Prompt: Each entry below should be returned exactly as is, with the pictures removed.

* begin *

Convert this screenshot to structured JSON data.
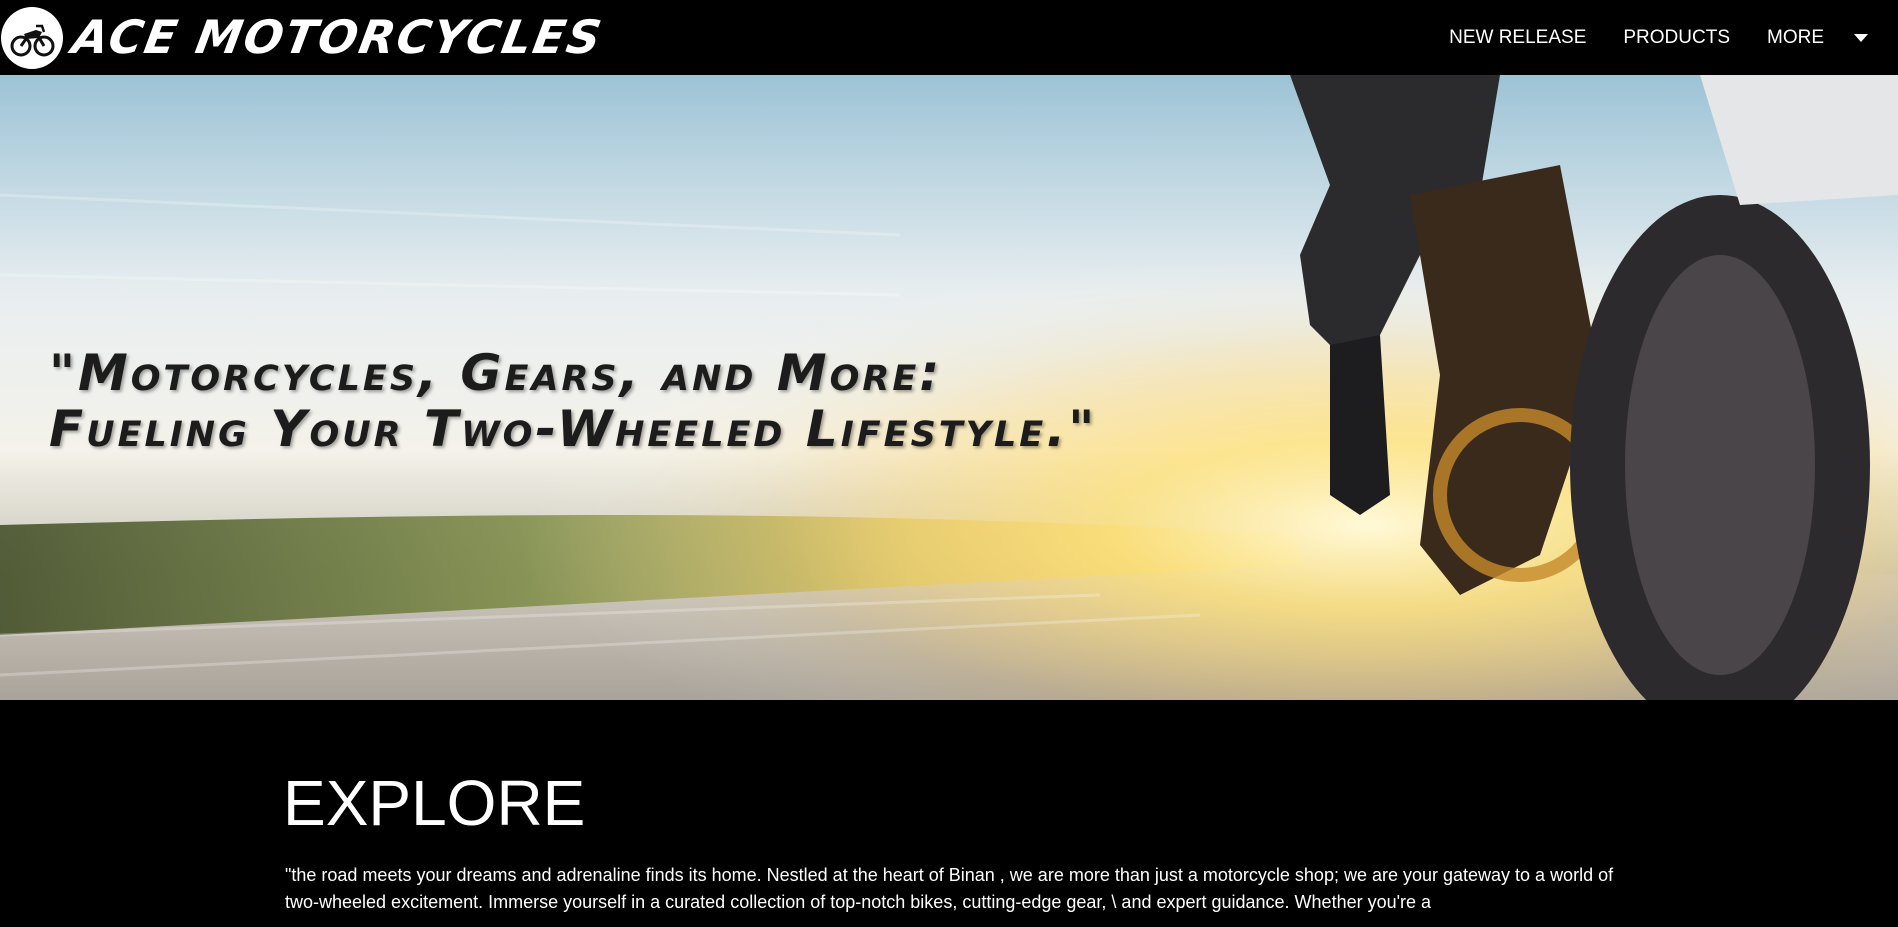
{
  "brand": {
    "name": "ACE MOTORCYCLES",
    "logo_icon": "motorcycle-icon"
  },
  "nav": {
    "items": [
      {
        "label": "NEW RELEASE"
      },
      {
        "label": "PRODUCTS"
      },
      {
        "label": "MORE"
      }
    ],
    "more_icon": "caret-down-icon"
  },
  "hero": {
    "line1": "\"Motorcycles, Gears, and More:",
    "line2": "Fueling Your Two-Wheeled Lifestyle.\""
  },
  "explore": {
    "title": "EXPLORE",
    "text": "\"the road meets your dreams and adrenaline finds its home. Nestled at the heart of Binan , we are more than just a motorcycle shop; we are your gateway to a world of two-wheeled excitement. Immerse yourself in a curated collection of top-notch bikes, cutting-edge gear, \\ and expert guidance. Whether you're a"
  },
  "colors": {
    "navbar_bg": "#000000",
    "text_light": "#ffffff",
    "tagline": "#1c1c1c"
  }
}
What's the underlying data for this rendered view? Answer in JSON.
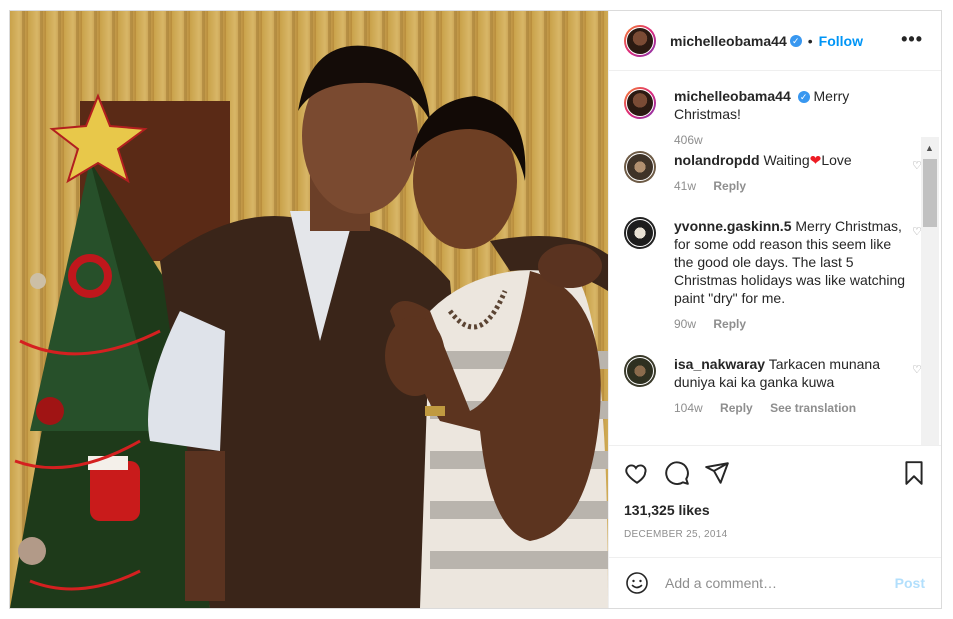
{
  "header": {
    "username": "michelleobama44",
    "verified": true,
    "separator": "•",
    "follow_label": "Follow",
    "more_label": "•••"
  },
  "photo": {
    "description_icon": "photo-image"
  },
  "caption": {
    "username": "michelleobama44",
    "text": "Merry Christmas!",
    "time": "406w"
  },
  "comments": [
    {
      "username": "nolandropdd",
      "text_a": "Waiting",
      "text_b": "Love",
      "emoji": "❤",
      "time": "41w",
      "reply": "Reply"
    },
    {
      "username": "yvonne.gaskinn.5",
      "text": "Merry Christmas, for some odd reason this seem like the good ole days. The last 5 Christmas holidays was like watching paint \"dry\" for me.",
      "time": "90w",
      "reply": "Reply"
    },
    {
      "username": "isa_nakwaray",
      "text": "Tarkacen munana duniya kai ka ganka kuwa",
      "time": "104w",
      "reply": "Reply",
      "translate": "See translation"
    }
  ],
  "likes": "131,325 likes",
  "date": "DECEMBER 25, 2014",
  "add_comment": {
    "placeholder": "Add a comment…",
    "post_label": "Post"
  },
  "icons": {
    "like": "heart-icon",
    "comment": "comment-icon",
    "share": "share-icon",
    "save": "bookmark-icon",
    "emoji": "emoji-icon"
  },
  "colors": {
    "link": "#0095f6",
    "verified": "#3897f0",
    "heart": "#ed1c24"
  }
}
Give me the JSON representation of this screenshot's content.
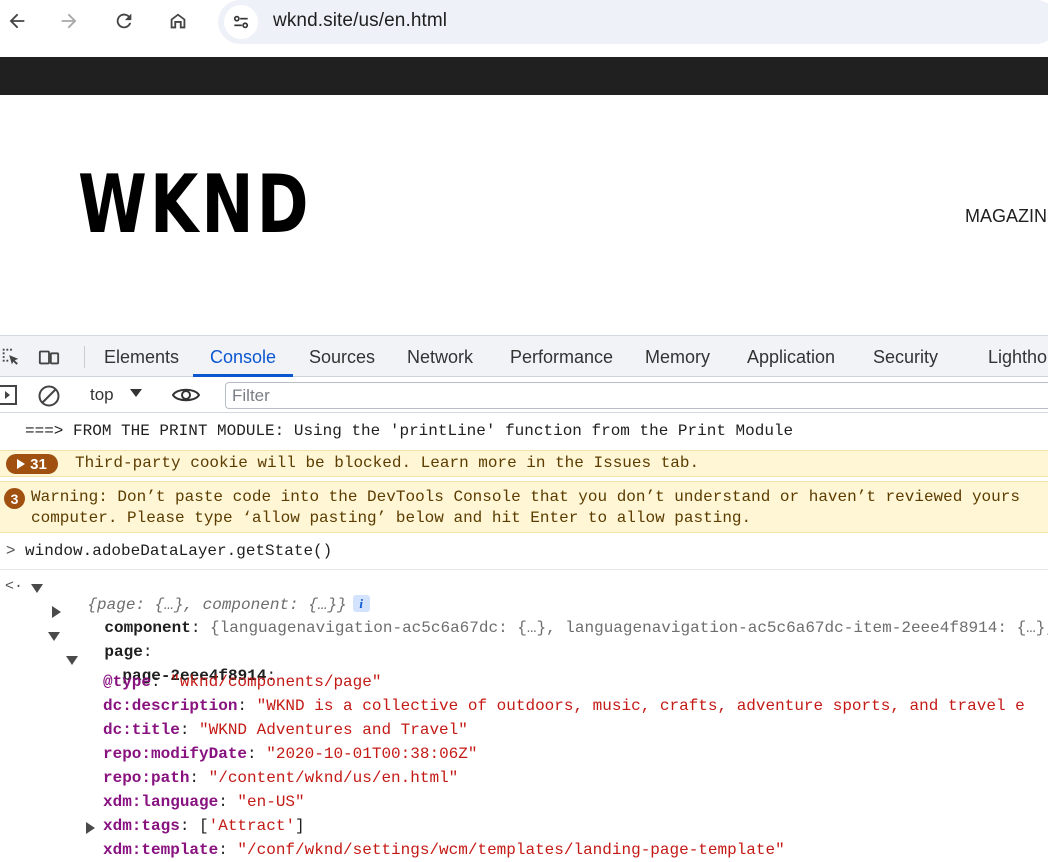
{
  "browser": {
    "url": "wknd.site/us/en.html"
  },
  "site": {
    "logo": "WKND",
    "nav_item": "MAGAZIN"
  },
  "devtools": {
    "tabs": [
      "Elements",
      "Console",
      "Sources",
      "Network",
      "Performance",
      "Memory",
      "Application",
      "Security",
      "Lightho"
    ],
    "active_tab": "Console",
    "context": "top",
    "filter_placeholder": "Filter",
    "messages": {
      "print": "===> FROM THE PRINT MODULE: Using the 'printLine' function from the Print Module",
      "cookie_count": "31",
      "cookie": "Third-party cookie will be blocked. Learn more in the Issues tab.",
      "warn_count": "3",
      "warn_line1": "Warning: Don’t paste code into the DevTools Console that you don’t understand or haven’t reviewed yours",
      "warn_line2": "computer. Please type ‘allow pasting’ below and hit Enter to allow pasting.",
      "input": "window.adobeDataLayer.getState()"
    },
    "result": {
      "summary": "{page: {…}, component: {…}}",
      "component_key": "component",
      "component_preview": "{languagenavigation-ac5c6a67dc: {…}, languagenavigation-ac5c6a67dc-item-2eee4f8914: {…},",
      "page_key": "page",
      "page_id_key": "page-2eee4f8914",
      "props": [
        {
          "key": "@type",
          "value": "\"wknd/components/page\""
        },
        {
          "key": "dc:description",
          "value": "\"WKND is a collective of outdoors, music, crafts, adventure sports, and travel e"
        },
        {
          "key": "dc:title",
          "value": "\"WKND Adventures and Travel\""
        },
        {
          "key": "repo:modifyDate",
          "value": "\"2020-10-01T00:38:06Z\""
        },
        {
          "key": "repo:path",
          "value": "\"/content/wknd/us/en.html\""
        },
        {
          "key": "xdm:language",
          "value": "\"en-US\""
        },
        {
          "key": "xdm:tags",
          "value": "'Attract'"
        },
        {
          "key": "xdm:template",
          "value": "\"/conf/wknd/settings/wcm/templates/landing-page-template\""
        }
      ]
    }
  }
}
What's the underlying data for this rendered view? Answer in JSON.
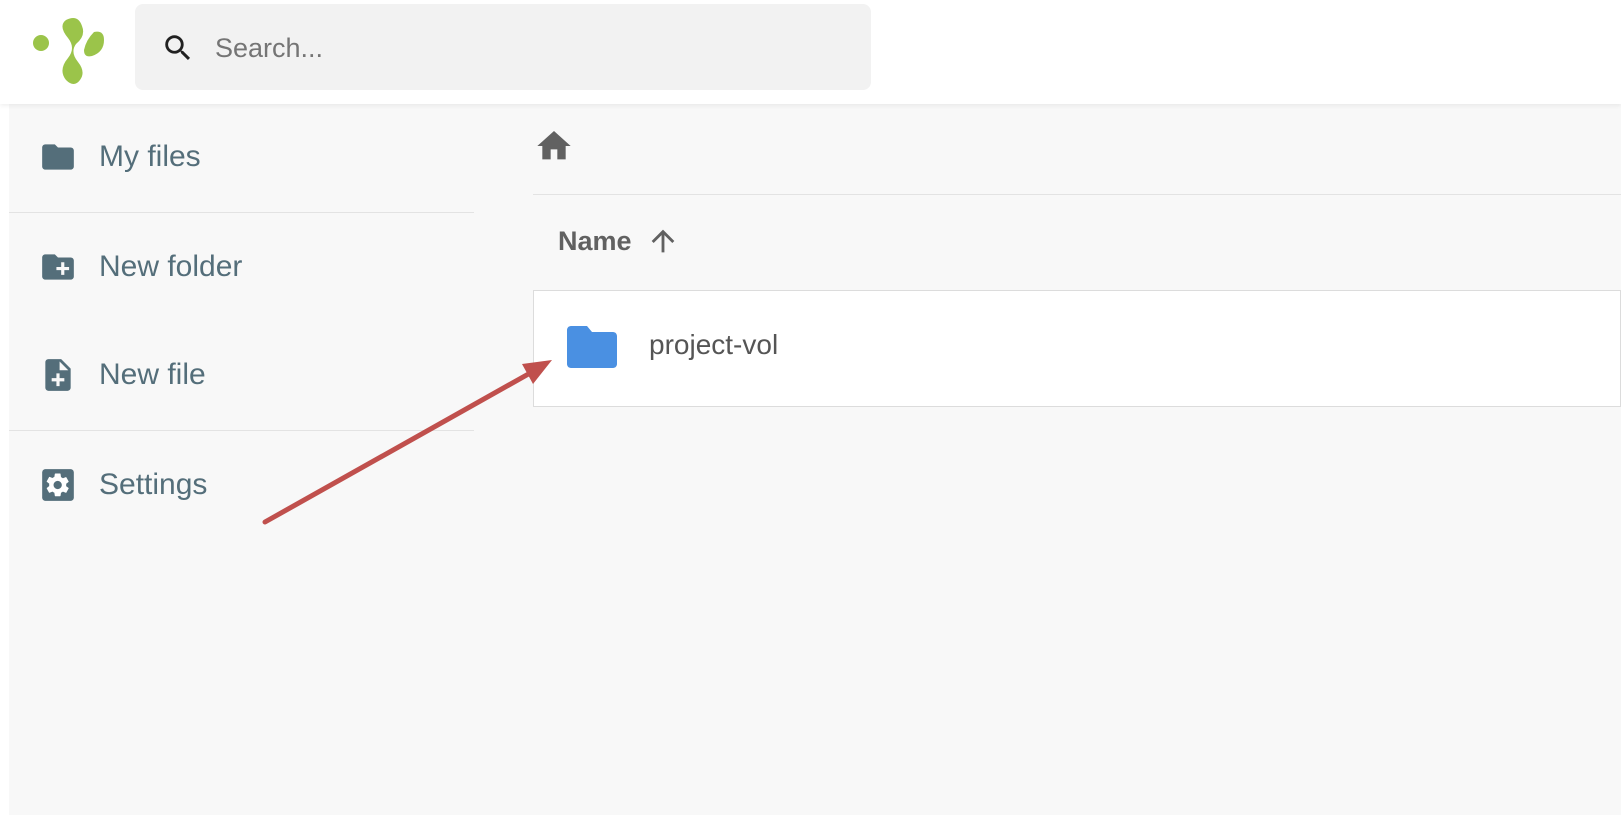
{
  "colors": {
    "logo_green": "#9bc44a",
    "sidebar_text": "#546e7a",
    "folder_blue": "#4a90e2",
    "annotation_arrow": "#c0504d"
  },
  "header": {
    "logo_icon": "app-logo",
    "search": {
      "icon": "search-icon",
      "placeholder": "Search..."
    }
  },
  "sidebar": {
    "items": [
      {
        "icon": "folder-icon",
        "label": "My files"
      },
      {
        "icon": "create-folder-icon",
        "label": "New folder"
      },
      {
        "icon": "note-add-icon",
        "label": "New file"
      },
      {
        "icon": "settings-icon",
        "label": "Settings"
      }
    ]
  },
  "main": {
    "breadcrumb": {
      "home_icon": "home-icon"
    },
    "table": {
      "columns": [
        {
          "label": "Name",
          "sort": "ascending",
          "sort_icon": "arrow-up-icon"
        }
      ],
      "rows": [
        {
          "icon": "folder-icon",
          "name": "project-vol"
        }
      ]
    }
  },
  "annotation": {
    "type": "arrow",
    "points_to": "project-vol"
  }
}
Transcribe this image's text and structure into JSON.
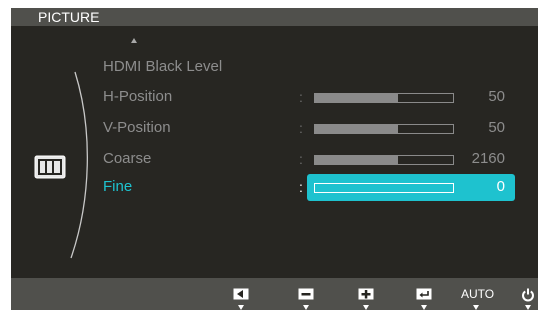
{
  "header": {
    "title": "PICTURE"
  },
  "menu": {
    "items": [
      {
        "label": "HDMI Black Level",
        "value": null,
        "level": null
      },
      {
        "label": "H-Position",
        "value": "50",
        "level": 0.6
      },
      {
        "label": "V-Position",
        "value": "50",
        "level": 0.6
      },
      {
        "label": "Coarse",
        "value": "2160",
        "level": 0.6
      },
      {
        "label": "Fine",
        "value": "0",
        "level": 0.0,
        "selected": true
      }
    ],
    "colon": ":"
  },
  "footer": {
    "buttons": [
      {
        "name": "left-arrow-button",
        "icon": "left-arrow-icon"
      },
      {
        "name": "minus-button",
        "icon": "minus-icon"
      },
      {
        "name": "plus-button",
        "icon": "plus-icon"
      },
      {
        "name": "enter-button",
        "icon": "enter-icon"
      },
      {
        "name": "auto-button",
        "label": "AUTO"
      },
      {
        "name": "power-button",
        "icon": "power-icon"
      }
    ]
  },
  "colors": {
    "accent": "#1ec2cf",
    "panel": "#272622",
    "bars": "#50504c",
    "text": "#8d8d8d"
  }
}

* end *

Task result:
Convert this screenshot to structured JSON data.
{
  "brand": {
    "name": "ACE MOTORCYCLES",
    "logo_icon": "motorcycle-icon"
  },
  "nav": {
    "items": [
      {
        "label": "NEW RELEASE"
      },
      {
        "label": "PRODUCTS"
      },
      {
        "label": "MORE"
      }
    ],
    "more_icon": "caret-down-icon"
  },
  "hero": {
    "line1": "\"Motorcycles, Gears, and More:",
    "line2": "Fueling Your Two-Wheeled Lifestyle.\""
  },
  "explore": {
    "title": "EXPLORE",
    "text": "\"the road meets your dreams and adrenaline finds its home. Nestled at the heart of Binan , we are more than just a motorcycle shop; we are your gateway to a world of two-wheeled excitement. Immerse yourself in a curated collection of top-notch bikes, cutting-edge gear, \\ and expert guidance. Whether you're a"
  },
  "colors": {
    "navbar_bg": "#000000",
    "text_light": "#ffffff",
    "tagline": "#1c1c1c"
  }
}
What's the underlying data for this rendered view? Answer in JSON.
{
  "header": {
    "username": "michelleobama44",
    "verified": true,
    "separator": "•",
    "follow_label": "Follow",
    "more_label": "•••"
  },
  "photo": {
    "description_icon": "photo-image"
  },
  "caption": {
    "username": "michelleobama44",
    "text": "Merry Christmas!",
    "time": "406w"
  },
  "comments": [
    {
      "username": "nolandropdd",
      "text_a": "Waiting",
      "text_b": "Love",
      "emoji": "❤",
      "time": "41w",
      "reply": "Reply"
    },
    {
      "username": "yvonne.gaskinn.5",
      "text": "Merry Christmas, for some odd reason this seem like the good ole days. The last 5 Christmas holidays was like watching paint \"dry\" for me.",
      "time": "90w",
      "reply": "Reply"
    },
    {
      "username": "isa_nakwaray",
      "text": "Tarkacen munana duniya kai ka ganka kuwa",
      "time": "104w",
      "reply": "Reply",
      "translate": "See translation"
    }
  ],
  "likes": "131,325 likes",
  "date": "DECEMBER 25, 2014",
  "add_comment": {
    "placeholder": "Add a comment…",
    "post_label": "Post"
  },
  "icons": {
    "like": "heart-icon",
    "comment": "comment-icon",
    "share": "share-icon",
    "save": "bookmark-icon",
    "emoji": "emoji-icon"
  },
  "colors": {
    "link": "#0095f6",
    "verified": "#3897f0",
    "heart": "#ed1c24"
  }
}
Give me the JSON representation of this screenshot's content.
{
  "browser": {
    "url": "wknd.site/us/en.html"
  },
  "site": {
    "logo": "WKND",
    "nav_item": "MAGAZIN"
  },
  "devtools": {
    "tabs": [
      "Elements",
      "Console",
      "Sources",
      "Network",
      "Performance",
      "Memory",
      "Application",
      "Security",
      "Lightho"
    ],
    "active_tab": "Console",
    "context": "top",
    "filter_placeholder": "Filter",
    "messages": {
      "print": "===> FROM THE PRINT MODULE: Using the 'printLine' function from the Print Module",
      "cookie_count": "31",
      "cookie": "Third-party cookie will be blocked. Learn more in the Issues tab.",
      "warn_count": "3",
      "warn_line1": "Warning: Don’t paste code into the DevTools Console that you don’t understand or haven’t reviewed yours",
      "warn_line2": "computer. Please type ‘allow pasting’ below and hit Enter to allow pasting.",
      "input": "window.adobeDataLayer.getState()"
    },
    "result": {
      "summary": "{page: {…}, component: {…}}",
      "component_key": "component",
      "component_preview": "{languagenavigation-ac5c6a67dc: {…}, languagenavigation-ac5c6a67dc-item-2eee4f8914: {…},",
      "page_key": "page",
      "page_id_key": "page-2eee4f8914",
      "props": [
        {
          "key": "@type",
          "value": "\"wknd/components/page\""
        },
        {
          "key": "dc:description",
          "value": "\"WKND is a collective of outdoors, music, crafts, adventure sports, and travel e"
        },
        {
          "key": "dc:title",
          "value": "\"WKND Adventures and Travel\""
        },
        {
          "key": "repo:modifyDate",
          "value": "\"2020-10-01T00:38:06Z\""
        },
        {
          "key": "repo:path",
          "value": "\"/content/wknd/us/en.html\""
        },
        {
          "key": "xdm:language",
          "value": "\"en-US\""
        },
        {
          "key": "xdm:tags",
          "value": "'Attract'"
        },
        {
          "key": "xdm:template",
          "value": "\"/conf/wknd/settings/wcm/templates/landing-page-template\""
        }
      ]
    }
  }
}
What's the underlying data for this rendered view? Answer in JSON.
{
  "colors": {
    "logo_green": "#9bc44a",
    "sidebar_text": "#546e7a",
    "folder_blue": "#4a90e2",
    "annotation_arrow": "#c0504d"
  },
  "header": {
    "logo_icon": "app-logo",
    "search": {
      "icon": "search-icon",
      "placeholder": "Search..."
    }
  },
  "sidebar": {
    "items": [
      {
        "icon": "folder-icon",
        "label": "My files"
      },
      {
        "icon": "create-folder-icon",
        "label": "New folder"
      },
      {
        "icon": "note-add-icon",
        "label": "New file"
      },
      {
        "icon": "settings-icon",
        "label": "Settings"
      }
    ]
  },
  "main": {
    "breadcrumb": {
      "home_icon": "home-icon"
    },
    "table": {
      "columns": [
        {
          "label": "Name",
          "sort": "ascending",
          "sort_icon": "arrow-up-icon"
        }
      ],
      "rows": [
        {
          "icon": "folder-icon",
          "name": "project-vol"
        }
      ]
    }
  },
  "annotation": {
    "type": "arrow",
    "points_to": "project-vol"
  }
}
Transcribe this image's text and structure into JSON.
{
  "header": {
    "title": "PICTURE"
  },
  "menu": {
    "items": [
      {
        "label": "HDMI Black Level",
        "value": null,
        "level": null
      },
      {
        "label": "H-Position",
        "value": "50",
        "level": 0.6
      },
      {
        "label": "V-Position",
        "value": "50",
        "level": 0.6
      },
      {
        "label": "Coarse",
        "value": "2160",
        "level": 0.6
      },
      {
        "label": "Fine",
        "value": "0",
        "level": 0.0,
        "selected": true
      }
    ],
    "colon": ":"
  },
  "footer": {
    "buttons": [
      {
        "name": "left-arrow-button",
        "icon": "left-arrow-icon"
      },
      {
        "name": "minus-button",
        "icon": "minus-icon"
      },
      {
        "name": "plus-button",
        "icon": "plus-icon"
      },
      {
        "name": "enter-button",
        "icon": "enter-icon"
      },
      {
        "name": "auto-button",
        "label": "AUTO"
      },
      {
        "name": "power-button",
        "icon": "power-icon"
      }
    ]
  },
  "colors": {
    "accent": "#1ec2cf",
    "panel": "#272622",
    "bars": "#50504c",
    "text": "#8d8d8d"
  }
}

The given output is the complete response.